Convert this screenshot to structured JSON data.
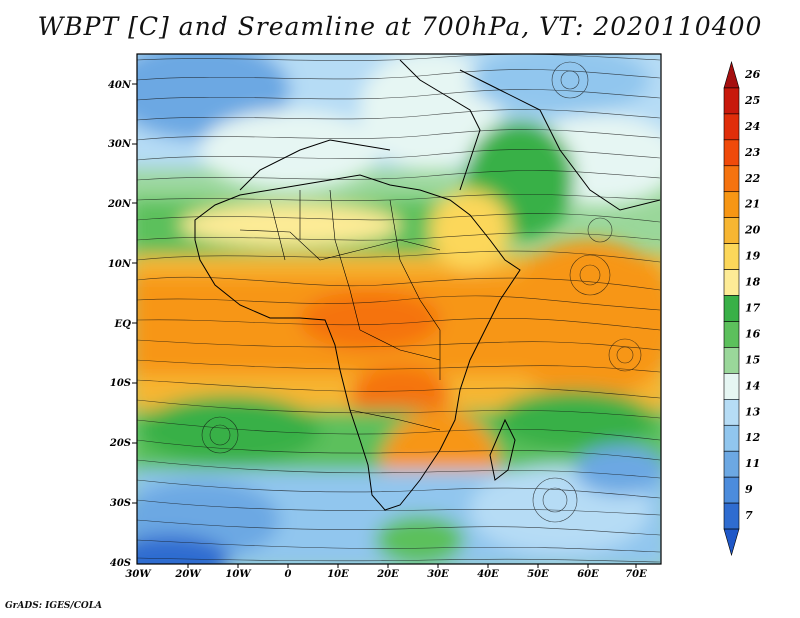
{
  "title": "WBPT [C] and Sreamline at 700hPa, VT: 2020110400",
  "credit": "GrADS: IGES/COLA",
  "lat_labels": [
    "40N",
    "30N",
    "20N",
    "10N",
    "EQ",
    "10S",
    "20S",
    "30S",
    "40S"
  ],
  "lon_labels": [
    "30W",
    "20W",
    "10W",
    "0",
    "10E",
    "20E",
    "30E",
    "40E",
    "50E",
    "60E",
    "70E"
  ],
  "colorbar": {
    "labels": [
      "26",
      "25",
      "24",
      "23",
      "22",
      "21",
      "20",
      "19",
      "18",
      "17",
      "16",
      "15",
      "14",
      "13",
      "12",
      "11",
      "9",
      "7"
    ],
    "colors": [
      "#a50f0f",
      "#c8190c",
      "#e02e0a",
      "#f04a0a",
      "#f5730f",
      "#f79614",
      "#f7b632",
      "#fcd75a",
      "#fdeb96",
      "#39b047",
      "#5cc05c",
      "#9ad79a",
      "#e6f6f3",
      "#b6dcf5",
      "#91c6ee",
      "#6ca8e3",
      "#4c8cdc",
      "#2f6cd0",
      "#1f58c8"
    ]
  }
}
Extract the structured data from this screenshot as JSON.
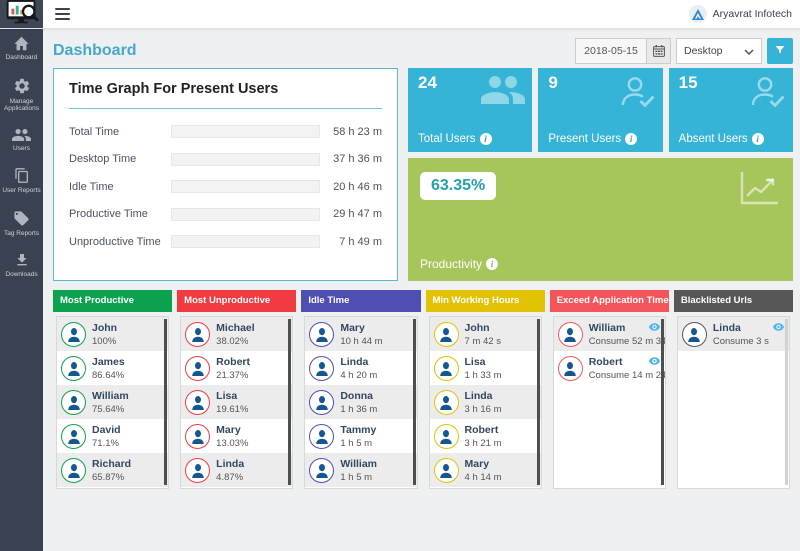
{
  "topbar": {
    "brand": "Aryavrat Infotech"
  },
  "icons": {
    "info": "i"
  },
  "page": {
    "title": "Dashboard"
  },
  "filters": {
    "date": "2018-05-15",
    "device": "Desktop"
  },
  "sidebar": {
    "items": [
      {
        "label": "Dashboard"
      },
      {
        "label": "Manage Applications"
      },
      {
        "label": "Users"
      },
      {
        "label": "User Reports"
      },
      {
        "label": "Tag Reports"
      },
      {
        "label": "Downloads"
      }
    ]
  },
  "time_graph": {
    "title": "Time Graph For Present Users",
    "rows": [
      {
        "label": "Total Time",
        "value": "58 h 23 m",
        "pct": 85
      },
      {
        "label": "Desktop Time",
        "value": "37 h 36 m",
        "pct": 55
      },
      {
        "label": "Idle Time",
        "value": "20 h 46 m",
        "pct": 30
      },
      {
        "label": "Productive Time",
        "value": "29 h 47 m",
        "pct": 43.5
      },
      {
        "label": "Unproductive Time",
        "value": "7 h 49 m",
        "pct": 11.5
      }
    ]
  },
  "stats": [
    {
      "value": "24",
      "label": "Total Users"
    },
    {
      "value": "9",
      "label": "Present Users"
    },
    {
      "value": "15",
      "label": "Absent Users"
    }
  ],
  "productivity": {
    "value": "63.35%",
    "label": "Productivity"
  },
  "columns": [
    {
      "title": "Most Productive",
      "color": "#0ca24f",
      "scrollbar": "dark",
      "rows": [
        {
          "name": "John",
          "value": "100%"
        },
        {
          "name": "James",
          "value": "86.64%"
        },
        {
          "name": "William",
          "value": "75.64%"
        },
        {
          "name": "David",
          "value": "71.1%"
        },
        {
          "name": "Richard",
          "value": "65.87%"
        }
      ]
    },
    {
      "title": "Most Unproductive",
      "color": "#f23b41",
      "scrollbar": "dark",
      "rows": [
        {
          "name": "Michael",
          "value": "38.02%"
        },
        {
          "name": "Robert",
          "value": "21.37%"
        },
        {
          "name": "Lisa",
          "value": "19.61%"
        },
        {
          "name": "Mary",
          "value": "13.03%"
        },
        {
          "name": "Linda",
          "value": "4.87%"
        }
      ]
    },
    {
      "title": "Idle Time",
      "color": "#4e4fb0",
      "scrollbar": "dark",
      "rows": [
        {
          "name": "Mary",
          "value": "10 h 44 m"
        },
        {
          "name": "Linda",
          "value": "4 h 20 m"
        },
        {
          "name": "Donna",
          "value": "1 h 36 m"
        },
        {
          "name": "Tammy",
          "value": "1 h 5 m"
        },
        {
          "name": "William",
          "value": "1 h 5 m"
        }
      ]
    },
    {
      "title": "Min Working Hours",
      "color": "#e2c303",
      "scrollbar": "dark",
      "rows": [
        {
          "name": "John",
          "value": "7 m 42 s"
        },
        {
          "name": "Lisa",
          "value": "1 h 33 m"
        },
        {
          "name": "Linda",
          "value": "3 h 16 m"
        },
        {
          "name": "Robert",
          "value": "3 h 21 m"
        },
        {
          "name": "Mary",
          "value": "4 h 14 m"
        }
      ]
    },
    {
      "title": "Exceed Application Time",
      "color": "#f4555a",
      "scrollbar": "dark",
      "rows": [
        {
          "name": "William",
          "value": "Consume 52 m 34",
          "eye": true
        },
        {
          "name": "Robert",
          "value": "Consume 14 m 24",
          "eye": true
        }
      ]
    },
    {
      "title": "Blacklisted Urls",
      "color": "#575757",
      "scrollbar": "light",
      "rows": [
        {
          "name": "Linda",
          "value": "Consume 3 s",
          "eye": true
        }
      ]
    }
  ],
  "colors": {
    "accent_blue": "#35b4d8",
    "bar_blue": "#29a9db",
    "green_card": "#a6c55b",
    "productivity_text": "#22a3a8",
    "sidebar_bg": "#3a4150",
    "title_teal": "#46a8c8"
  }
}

> **WHAT YOU ARE ASKED TO DO**
Your task is an exact transcription of all the data, minus the pictures.

> **OUTPUT OF THE TASK**
Convert this screenshot to structured JSON data.
{
  "title": "WBPT [C] and Sreamline at 700hPa, VT: 2020110400",
  "credit": "GrADS: IGES/COLA",
  "lat_labels": [
    "40N",
    "30N",
    "20N",
    "10N",
    "EQ",
    "10S",
    "20S",
    "30S",
    "40S"
  ],
  "lon_labels": [
    "30W",
    "20W",
    "10W",
    "0",
    "10E",
    "20E",
    "30E",
    "40E",
    "50E",
    "60E",
    "70E"
  ],
  "colorbar": {
    "labels": [
      "26",
      "25",
      "24",
      "23",
      "22",
      "21",
      "20",
      "19",
      "18",
      "17",
      "16",
      "15",
      "14",
      "13",
      "12",
      "11",
      "9",
      "7"
    ],
    "colors": [
      "#a50f0f",
      "#c8190c",
      "#e02e0a",
      "#f04a0a",
      "#f5730f",
      "#f79614",
      "#f7b632",
      "#fcd75a",
      "#fdeb96",
      "#39b047",
      "#5cc05c",
      "#9ad79a",
      "#e6f6f3",
      "#b6dcf5",
      "#91c6ee",
      "#6ca8e3",
      "#4c8cdc",
      "#2f6cd0",
      "#1f58c8"
    ]
  }
}
Extract the structured data from this screenshot as JSON.
{
  "topbar": {
    "brand": "Aryavrat Infotech"
  },
  "icons": {
    "info": "i"
  },
  "page": {
    "title": "Dashboard"
  },
  "filters": {
    "date": "2018-05-15",
    "device": "Desktop"
  },
  "sidebar": {
    "items": [
      {
        "label": "Dashboard"
      },
      {
        "label": "Manage Applications"
      },
      {
        "label": "Users"
      },
      {
        "label": "User Reports"
      },
      {
        "label": "Tag Reports"
      },
      {
        "label": "Downloads"
      }
    ]
  },
  "time_graph": {
    "title": "Time Graph For Present Users",
    "rows": [
      {
        "label": "Total Time",
        "value": "58 h 23 m",
        "pct": 85
      },
      {
        "label": "Desktop Time",
        "value": "37 h 36 m",
        "pct": 55
      },
      {
        "label": "Idle Time",
        "value": "20 h 46 m",
        "pct": 30
      },
      {
        "label": "Productive Time",
        "value": "29 h 47 m",
        "pct": 43.5
      },
      {
        "label": "Unproductive Time",
        "value": "7 h 49 m",
        "pct": 11.5
      }
    ]
  },
  "stats": [
    {
      "value": "24",
      "label": "Total Users"
    },
    {
      "value": "9",
      "label": "Present Users"
    },
    {
      "value": "15",
      "label": "Absent Users"
    }
  ],
  "productivity": {
    "value": "63.35%",
    "label": "Productivity"
  },
  "columns": [
    {
      "title": "Most Productive",
      "color": "#0ca24f",
      "scrollbar": "dark",
      "rows": [
        {
          "name": "John",
          "value": "100%"
        },
        {
          "name": "James",
          "value": "86.64%"
        },
        {
          "name": "William",
          "value": "75.64%"
        },
        {
          "name": "David",
          "value": "71.1%"
        },
        {
          "name": "Richard",
          "value": "65.87%"
        }
      ]
    },
    {
      "title": "Most Unproductive",
      "color": "#f23b41",
      "scrollbar": "dark",
      "rows": [
        {
          "name": "Michael",
          "value": "38.02%"
        },
        {
          "name": "Robert",
          "value": "21.37%"
        },
        {
          "name": "Lisa",
          "value": "19.61%"
        },
        {
          "name": "Mary",
          "value": "13.03%"
        },
        {
          "name": "Linda",
          "value": "4.87%"
        }
      ]
    },
    {
      "title": "Idle Time",
      "color": "#4e4fb0",
      "scrollbar": "dark",
      "rows": [
        {
          "name": "Mary",
          "value": "10 h 44 m"
        },
        {
          "name": "Linda",
          "value": "4 h 20 m"
        },
        {
          "name": "Donna",
          "value": "1 h 36 m"
        },
        {
          "name": "Tammy",
          "value": "1 h 5 m"
        },
        {
          "name": "William",
          "value": "1 h 5 m"
        }
      ]
    },
    {
      "title": "Min Working Hours",
      "color": "#e2c303",
      "scrollbar": "dark",
      "rows": [
        {
          "name": "John",
          "value": "7 m 42 s"
        },
        {
          "name": "Lisa",
          "value": "1 h 33 m"
        },
        {
          "name": "Linda",
          "value": "3 h 16 m"
        },
        {
          "name": "Robert",
          "value": "3 h 21 m"
        },
        {
          "name": "Mary",
          "value": "4 h 14 m"
        }
      ]
    },
    {
      "title": "Exceed Application Time",
      "color": "#f4555a",
      "scrollbar": "dark",
      "rows": [
        {
          "name": "William",
          "value": "Consume 52 m 34",
          "eye": true
        },
        {
          "name": "Robert",
          "value": "Consume 14 m 24",
          "eye": true
        }
      ]
    },
    {
      "title": "Blacklisted Urls",
      "color": "#575757",
      "scrollbar": "light",
      "rows": [
        {
          "name": "Linda",
          "value": "Consume 3 s",
          "eye": true
        }
      ]
    }
  ],
  "colors": {
    "accent_blue": "#35b4d8",
    "bar_blue": "#29a9db",
    "green_card": "#a6c55b",
    "productivity_text": "#22a3a8",
    "sidebar_bg": "#3a4150",
    "title_teal": "#46a8c8"
  }
}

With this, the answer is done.